* Task goal:
Quote all entries exactly, leaving pictures aside.

═════ Dataset excerpts ═════

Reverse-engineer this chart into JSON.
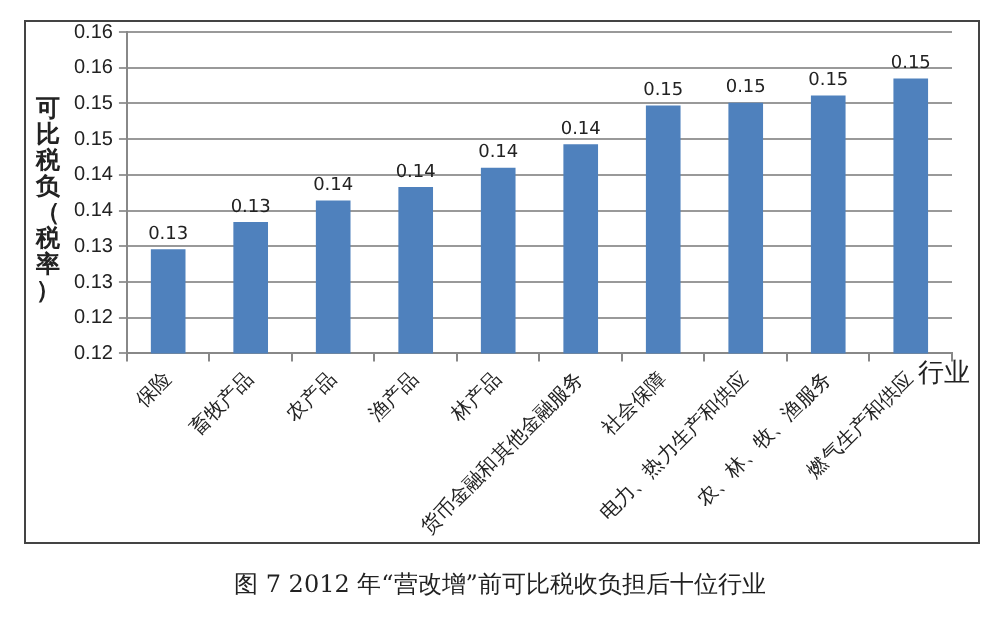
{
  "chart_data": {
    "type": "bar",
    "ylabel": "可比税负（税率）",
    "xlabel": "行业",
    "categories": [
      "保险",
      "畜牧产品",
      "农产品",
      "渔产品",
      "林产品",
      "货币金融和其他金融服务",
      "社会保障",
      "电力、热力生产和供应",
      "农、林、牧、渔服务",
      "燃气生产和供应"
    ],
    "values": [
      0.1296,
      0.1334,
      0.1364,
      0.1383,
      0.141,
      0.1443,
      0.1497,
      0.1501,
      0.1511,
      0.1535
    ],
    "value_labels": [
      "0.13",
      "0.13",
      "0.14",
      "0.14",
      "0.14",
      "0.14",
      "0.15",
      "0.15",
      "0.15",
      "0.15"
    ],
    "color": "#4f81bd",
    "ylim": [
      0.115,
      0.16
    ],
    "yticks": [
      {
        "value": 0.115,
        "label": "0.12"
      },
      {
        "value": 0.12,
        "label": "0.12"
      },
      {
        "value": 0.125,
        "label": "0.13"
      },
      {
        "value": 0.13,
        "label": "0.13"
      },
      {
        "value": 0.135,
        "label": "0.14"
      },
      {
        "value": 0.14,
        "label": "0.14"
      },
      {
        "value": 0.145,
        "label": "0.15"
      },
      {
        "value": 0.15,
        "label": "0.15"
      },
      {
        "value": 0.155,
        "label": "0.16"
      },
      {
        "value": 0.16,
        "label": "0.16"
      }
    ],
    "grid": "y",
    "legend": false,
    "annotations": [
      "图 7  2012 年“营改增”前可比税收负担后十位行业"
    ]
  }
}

═════

* Exercise response:
Reverse-engineer this chart into JSON.
{
  "chart_data": {
    "type": "bar",
    "ylabel": "可比税负（税率）",
    "xlabel": "行业",
    "categories": [
      "保险",
      "畜牧产品",
      "农产品",
      "渔产品",
      "林产品",
      "货币金融和其他金融服务",
      "社会保障",
      "电力、热力生产和供应",
      "农、林、牧、渔服务",
      "燃气生产和供应"
    ],
    "values": [
      0.1296,
      0.1334,
      0.1364,
      0.1383,
      0.141,
      0.1443,
      0.1497,
      0.1501,
      0.1511,
      0.1535
    ],
    "value_labels": [
      "0.13",
      "0.13",
      "0.14",
      "0.14",
      "0.14",
      "0.14",
      "0.15",
      "0.15",
      "0.15",
      "0.15"
    ],
    "color": "#4f81bd",
    "ylim": [
      0.115,
      0.16
    ],
    "yticks": [
      {
        "value": 0.115,
        "label": "0.12"
      },
      {
        "value": 0.12,
        "label": "0.12"
      },
      {
        "value": 0.125,
        "label": "0.13"
      },
      {
        "value": 0.13,
        "label": "0.13"
      },
      {
        "value": 0.135,
        "label": "0.14"
      },
      {
        "value": 0.14,
        "label": "0.14"
      },
      {
        "value": 0.145,
        "label": "0.15"
      },
      {
        "value": 0.15,
        "label": "0.15"
      },
      {
        "value": 0.155,
        "label": "0.16"
      },
      {
        "value": 0.16,
        "label": "0.16"
      }
    ],
    "grid": "y",
    "legend": false,
    "annotations": [
      "图 7  2012 年“营改增”前可比税收负担后十位行业"
    ]
  }
}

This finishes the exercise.